■ Description of the task
Copy each of the rows below word for word, without changing anything.

■ Records shown
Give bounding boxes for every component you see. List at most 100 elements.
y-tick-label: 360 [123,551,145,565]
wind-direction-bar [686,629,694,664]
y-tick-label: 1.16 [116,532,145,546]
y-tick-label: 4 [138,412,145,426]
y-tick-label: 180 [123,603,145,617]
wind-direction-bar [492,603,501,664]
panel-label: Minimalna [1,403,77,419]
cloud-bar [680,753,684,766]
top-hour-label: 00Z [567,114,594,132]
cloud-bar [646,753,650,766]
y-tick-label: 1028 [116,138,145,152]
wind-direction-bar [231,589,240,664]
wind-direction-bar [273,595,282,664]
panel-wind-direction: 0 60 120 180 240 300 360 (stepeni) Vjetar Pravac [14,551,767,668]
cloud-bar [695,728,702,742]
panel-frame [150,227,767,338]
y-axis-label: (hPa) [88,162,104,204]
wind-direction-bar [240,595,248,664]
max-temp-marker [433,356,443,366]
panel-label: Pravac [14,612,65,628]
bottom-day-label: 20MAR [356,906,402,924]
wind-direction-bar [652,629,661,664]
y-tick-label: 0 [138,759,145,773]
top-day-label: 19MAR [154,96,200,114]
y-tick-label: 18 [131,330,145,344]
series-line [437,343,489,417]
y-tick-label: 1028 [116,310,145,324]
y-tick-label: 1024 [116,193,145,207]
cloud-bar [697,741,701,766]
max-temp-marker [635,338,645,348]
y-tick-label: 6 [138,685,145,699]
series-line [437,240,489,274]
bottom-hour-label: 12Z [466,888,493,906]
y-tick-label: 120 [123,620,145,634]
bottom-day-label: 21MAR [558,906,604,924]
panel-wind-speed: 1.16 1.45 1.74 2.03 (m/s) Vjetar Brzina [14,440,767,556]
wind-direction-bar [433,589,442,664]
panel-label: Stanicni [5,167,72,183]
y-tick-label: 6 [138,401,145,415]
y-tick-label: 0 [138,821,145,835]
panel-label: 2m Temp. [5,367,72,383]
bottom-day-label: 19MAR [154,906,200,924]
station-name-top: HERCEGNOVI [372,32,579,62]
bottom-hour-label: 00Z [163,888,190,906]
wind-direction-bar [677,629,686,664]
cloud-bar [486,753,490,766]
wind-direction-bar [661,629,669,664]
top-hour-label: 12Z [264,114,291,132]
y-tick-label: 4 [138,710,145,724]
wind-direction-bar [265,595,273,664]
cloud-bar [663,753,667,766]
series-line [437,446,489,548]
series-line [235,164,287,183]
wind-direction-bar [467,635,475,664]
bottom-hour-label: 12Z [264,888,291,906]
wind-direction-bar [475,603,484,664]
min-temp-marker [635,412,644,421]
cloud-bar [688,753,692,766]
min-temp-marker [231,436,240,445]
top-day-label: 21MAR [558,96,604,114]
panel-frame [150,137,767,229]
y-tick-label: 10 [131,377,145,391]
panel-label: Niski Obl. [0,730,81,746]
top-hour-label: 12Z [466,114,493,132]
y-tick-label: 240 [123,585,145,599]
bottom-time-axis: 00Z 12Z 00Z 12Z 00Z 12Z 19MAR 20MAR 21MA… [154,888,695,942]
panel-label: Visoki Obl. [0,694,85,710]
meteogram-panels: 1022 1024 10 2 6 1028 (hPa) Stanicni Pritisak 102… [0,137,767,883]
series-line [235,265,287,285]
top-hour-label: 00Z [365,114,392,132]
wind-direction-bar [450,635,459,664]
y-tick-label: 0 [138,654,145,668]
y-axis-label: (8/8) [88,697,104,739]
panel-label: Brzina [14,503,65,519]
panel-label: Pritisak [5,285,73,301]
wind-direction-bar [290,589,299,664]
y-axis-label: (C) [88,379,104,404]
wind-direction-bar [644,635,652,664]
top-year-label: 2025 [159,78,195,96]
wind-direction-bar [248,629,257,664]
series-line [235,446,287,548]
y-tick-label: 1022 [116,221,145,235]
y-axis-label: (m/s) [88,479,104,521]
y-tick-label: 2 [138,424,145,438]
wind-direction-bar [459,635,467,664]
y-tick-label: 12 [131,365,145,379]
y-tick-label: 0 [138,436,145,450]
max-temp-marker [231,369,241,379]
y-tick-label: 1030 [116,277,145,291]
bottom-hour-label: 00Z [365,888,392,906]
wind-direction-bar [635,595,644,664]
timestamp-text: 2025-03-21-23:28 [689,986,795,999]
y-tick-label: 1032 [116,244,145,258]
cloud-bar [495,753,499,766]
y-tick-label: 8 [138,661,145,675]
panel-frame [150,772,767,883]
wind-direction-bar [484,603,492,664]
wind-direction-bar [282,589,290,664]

■ Reply
Give bounding boxes for every component you see. List at most 100 elements.
y-tick-label: 360 [123,551,145,565]
wind-direction-bar [686,629,694,664]
y-tick-label: 1.16 [116,532,145,546]
y-tick-label: 4 [138,412,145,426]
y-tick-label: 180 [123,603,145,617]
wind-direction-bar [492,603,501,664]
panel-label: Minimalna [1,403,77,419]
cloud-bar [680,753,684,766]
top-hour-label: 00Z [567,114,594,132]
cloud-bar [646,753,650,766]
y-tick-label: 1028 [116,138,145,152]
wind-direction-bar [231,589,240,664]
wind-direction-bar [273,595,282,664]
panel-wind-direction: 0 60 120 180 240 300 360 (stepeni) Vjetar Pravac [14,551,767,668]
cloud-bar [695,728,702,742]
panel-frame [150,227,767,338]
y-axis-label: (hPa) [88,162,104,204]
wind-direction-bar [240,595,248,664]
max-temp-marker [433,356,443,366]
panel-label: Pravac [14,612,65,628]
bottom-day-label: 20MAR [356,906,402,924]
wind-direction-bar [652,629,661,664]
y-tick-label: 0 [138,759,145,773]
top-day-label: 19MAR [154,96,200,114]
y-tick-label: 18 [131,330,145,344]
series-line [437,343,489,417]
y-tick-label: 1028 [116,310,145,324]
y-tick-label: 1024 [116,193,145,207]
cloud-bar [697,741,701,766]
max-temp-marker [635,338,645,348]
y-tick-label: 6 [138,685,145,699]
series-line [437,240,489,274]
bottom-hour-label: 12Z [466,888,493,906]
y-tick-label: 120 [123,620,145,634]
bottom-day-label: 21MAR [558,906,604,924]
panel-wind-speed: 1.16 1.45 1.74 2.03 (m/s) Vjetar Brzina [14,440,767,556]
wind-direction-bar [433,589,442,664]
panel-label: Stanicni [5,167,72,183]
y-tick-label: 6 [138,401,145,415]
y-tick-label: 0 [138,821,145,835]
panel-label: 2m Temp. [5,367,72,383]
bottom-day-label: 19MAR [154,906,200,924]
station-name-top: HERCEGNOVI [372,32,579,62]
bottom-hour-label: 00Z [163,888,190,906]
wind-direction-bar [677,629,686,664]
cloud-bar [486,753,490,766]
wind-direction-bar [661,629,669,664]
top-hour-label: 12Z [264,114,291,132]
y-tick-label: 4 [138,710,145,724]
wind-direction-bar [265,595,273,664]
cloud-bar [663,753,667,766]
series-line [437,446,489,548]
series-line [235,164,287,183]
wind-direction-bar [467,635,475,664]
bottom-hour-label: 12Z [264,888,291,906]
wind-direction-bar [475,603,484,664]
min-temp-marker [635,412,644,421]
cloud-bar [688,753,692,766]
min-temp-marker [231,436,240,445]
top-day-label: 21MAR [558,96,604,114]
panel-frame [150,137,767,229]
y-tick-label: 10 [131,377,145,391]
panel-label: Niski Obl. [0,730,81,746]
top-hour-label: 12Z [466,114,493,132]
y-tick-label: 240 [123,585,145,599]
bottom-time-axis: 00Z 12Z 00Z 12Z 00Z 12Z 19MAR 20MAR 21MA… [154,888,695,942]
panel-label: Visoki Obl. [0,694,85,710]
meteogram-panels: 1022 1024 10 2 6 1028 (hPa) Stanicni Pritisak 102… [0,137,767,883]
series-line [235,265,287,285]
top-hour-label: 00Z [365,114,392,132]
wind-direction-bar [450,635,459,664]
y-tick-label: 0 [138,654,145,668]
y-axis-label: (8/8) [88,697,104,739]
panel-label: Brzina [14,503,65,519]
panel-label: Pritisak [5,285,73,301]
wind-direction-bar [290,589,299,664]
y-axis-label: (C) [88,379,104,404]
wind-direction-bar [644,635,652,664]
top-year-label: 2025 [159,78,195,96]
wind-direction-bar [248,629,257,664]
series-line [235,446,287,548]
y-tick-label: 1022 [116,221,145,235]
y-axis-label: (m/s) [88,479,104,521]
y-tick-label: 2 [138,424,145,438]
wind-direction-bar [459,635,467,664]
y-tick-label: 12 [131,365,145,379]
y-tick-label: 0 [138,436,145,450]
max-temp-marker [231,369,241,379]
y-tick-label: 1030 [116,277,145,291]
bottom-hour-label: 00Z [365,888,392,906]
wind-direction-bar [635,595,644,664]
timestamp-text: 2025-03-21-23:28 [689,986,795,999]
y-tick-label: 1032 [116,244,145,258]
cloud-bar [495,753,499,766]
y-tick-label: 8 [138,661,145,675]
panel-frame [150,772,767,883]
wind-direction-bar [484,603,492,664]
wind-direction-bar [282,589,290,664]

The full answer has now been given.